> _Input data_:
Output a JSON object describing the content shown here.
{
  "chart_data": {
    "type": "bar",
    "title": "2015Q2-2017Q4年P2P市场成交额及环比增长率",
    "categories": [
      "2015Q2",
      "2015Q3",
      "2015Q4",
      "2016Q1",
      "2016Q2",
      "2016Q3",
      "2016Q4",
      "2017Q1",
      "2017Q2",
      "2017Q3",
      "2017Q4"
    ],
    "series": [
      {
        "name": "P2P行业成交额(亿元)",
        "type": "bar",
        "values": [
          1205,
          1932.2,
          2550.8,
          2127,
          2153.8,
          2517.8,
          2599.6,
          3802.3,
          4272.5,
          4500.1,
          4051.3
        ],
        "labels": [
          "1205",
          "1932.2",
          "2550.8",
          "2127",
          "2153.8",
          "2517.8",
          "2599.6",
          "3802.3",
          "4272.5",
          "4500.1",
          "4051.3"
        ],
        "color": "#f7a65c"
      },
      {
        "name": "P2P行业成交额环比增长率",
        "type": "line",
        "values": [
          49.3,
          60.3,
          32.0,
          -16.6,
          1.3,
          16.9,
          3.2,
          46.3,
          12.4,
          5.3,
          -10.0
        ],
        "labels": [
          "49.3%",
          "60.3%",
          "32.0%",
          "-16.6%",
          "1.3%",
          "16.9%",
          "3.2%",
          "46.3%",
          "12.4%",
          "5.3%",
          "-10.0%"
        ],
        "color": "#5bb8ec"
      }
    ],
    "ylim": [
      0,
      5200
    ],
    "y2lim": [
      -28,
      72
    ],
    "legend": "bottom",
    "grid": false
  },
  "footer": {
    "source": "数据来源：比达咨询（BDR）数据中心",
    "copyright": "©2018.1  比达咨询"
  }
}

> _The problem_:
Please set down the whole listing above without altering a single line.

> _Response_:
Output a JSON object describing the content shown here.
{
  "chart_data": {
    "type": "bar",
    "title": "2015Q2-2017Q4年P2P市场成交额及环比增长率",
    "categories": [
      "2015Q2",
      "2015Q3",
      "2015Q4",
      "2016Q1",
      "2016Q2",
      "2016Q3",
      "2016Q4",
      "2017Q1",
      "2017Q2",
      "2017Q3",
      "2017Q4"
    ],
    "series": [
      {
        "name": "P2P行业成交额(亿元)",
        "type": "bar",
        "values": [
          1205,
          1932.2,
          2550.8,
          2127,
          2153.8,
          2517.8,
          2599.6,
          3802.3,
          4272.5,
          4500.1,
          4051.3
        ],
        "labels": [
          "1205",
          "1932.2",
          "2550.8",
          "2127",
          "2153.8",
          "2517.8",
          "2599.6",
          "3802.3",
          "4272.5",
          "4500.1",
          "4051.3"
        ],
        "color": "#f7a65c"
      },
      {
        "name": "P2P行业成交额环比增长率",
        "type": "line",
        "values": [
          49.3,
          60.3,
          32.0,
          -16.6,
          1.3,
          16.9,
          3.2,
          46.3,
          12.4,
          5.3,
          -10.0
        ],
        "labels": [
          "49.3%",
          "60.3%",
          "32.0%",
          "-16.6%",
          "1.3%",
          "16.9%",
          "3.2%",
          "46.3%",
          "12.4%",
          "5.3%",
          "-10.0%"
        ],
        "color": "#5bb8ec"
      }
    ],
    "ylim": [
      0,
      5200
    ],
    "y2lim": [
      -28,
      72
    ],
    "legend": "bottom",
    "grid": false
  },
  "footer": {
    "source": "数据来源：比达咨询（BDR）数据中心",
    "copyright": "©2018.1  比达咨询"
  }
}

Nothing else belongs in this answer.